> EXTRACTED RECORDS:
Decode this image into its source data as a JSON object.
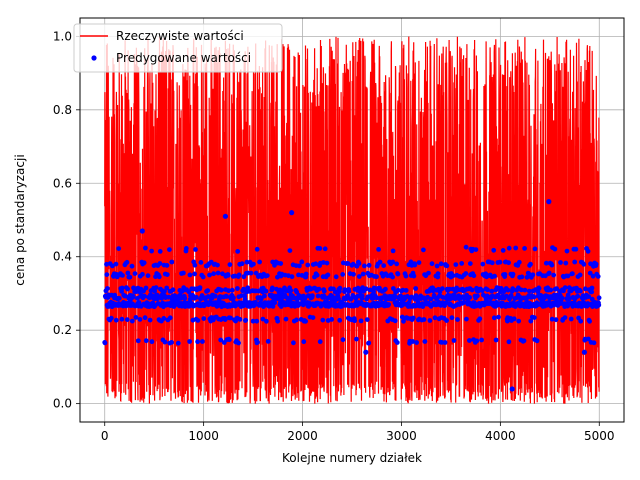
{
  "chart_data": {
    "type": "line",
    "title": "",
    "xlabel": "Kolejne numery działek",
    "ylabel": "cena po standaryzacji",
    "xlim": [
      -250,
      5250
    ],
    "ylim": [
      -0.05,
      1.05
    ],
    "x_ticks": [
      "0",
      "1000",
      "2000",
      "3000",
      "4000",
      "5000"
    ],
    "y_ticks": [
      "0.0",
      "0.2",
      "0.4",
      "0.6",
      "0.8",
      "1.0"
    ],
    "grid": true,
    "legend_position": "top-left",
    "n_points": 5000,
    "series": [
      {
        "name": "Rzeczywiste wartości",
        "kind": "line",
        "color": "#ff0000",
        "description_range": [
          0.0,
          1.0
        ],
        "sample_values": [
          0.45,
          0.02,
          0.9,
          0.12,
          0.63,
          0.05,
          0.88,
          0.3,
          0.74,
          0.01,
          0.97,
          0.2,
          0.55,
          0.08,
          0.82,
          0.4
        ]
      },
      {
        "name": "Predygowane wartości",
        "kind": "scatter",
        "color": "#0000ff",
        "levels": [
          0.27,
          0.29,
          0.31,
          0.35,
          0.38,
          0.23,
          0.17,
          0.42
        ],
        "outliers": [
          {
            "x": 1220,
            "y": 0.51
          },
          {
            "x": 1890,
            "y": 0.52
          },
          {
            "x": 4490,
            "y": 0.55
          },
          {
            "x": 4120,
            "y": 0.04
          },
          {
            "x": 380,
            "y": 0.47
          },
          {
            "x": 2640,
            "y": 0.14
          },
          {
            "x": 4850,
            "y": 0.14
          }
        ]
      }
    ]
  },
  "colors": {
    "line": "#ff0000",
    "marker": "#0000ff",
    "grid": "#b0b0b0"
  }
}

> REQUIRED WORK:
Restate the entire listing word for word, excluding pictures.

> ANSWER IN FULL:
Decode this image into its source data as a JSON object.
{
  "chart_data": {
    "type": "line",
    "title": "",
    "xlabel": "Kolejne numery działek",
    "ylabel": "cena po standaryzacji",
    "xlim": [
      -250,
      5250
    ],
    "ylim": [
      -0.05,
      1.05
    ],
    "x_ticks": [
      "0",
      "1000",
      "2000",
      "3000",
      "4000",
      "5000"
    ],
    "y_ticks": [
      "0.0",
      "0.2",
      "0.4",
      "0.6",
      "0.8",
      "1.0"
    ],
    "grid": true,
    "legend_position": "top-left",
    "n_points": 5000,
    "series": [
      {
        "name": "Rzeczywiste wartości",
        "kind": "line",
        "color": "#ff0000",
        "description_range": [
          0.0,
          1.0
        ],
        "sample_values": [
          0.45,
          0.02,
          0.9,
          0.12,
          0.63,
          0.05,
          0.88,
          0.3,
          0.74,
          0.01,
          0.97,
          0.2,
          0.55,
          0.08,
          0.82,
          0.4
        ]
      },
      {
        "name": "Predygowane wartości",
        "kind": "scatter",
        "color": "#0000ff",
        "levels": [
          0.27,
          0.29,
          0.31,
          0.35,
          0.38,
          0.23,
          0.17,
          0.42
        ],
        "outliers": [
          {
            "x": 1220,
            "y": 0.51
          },
          {
            "x": 1890,
            "y": 0.52
          },
          {
            "x": 4490,
            "y": 0.55
          },
          {
            "x": 4120,
            "y": 0.04
          },
          {
            "x": 380,
            "y": 0.47
          },
          {
            "x": 2640,
            "y": 0.14
          },
          {
            "x": 4850,
            "y": 0.14
          }
        ]
      }
    ]
  },
  "colors": {
    "line": "#ff0000",
    "marker": "#0000ff",
    "grid": "#b0b0b0"
  }
}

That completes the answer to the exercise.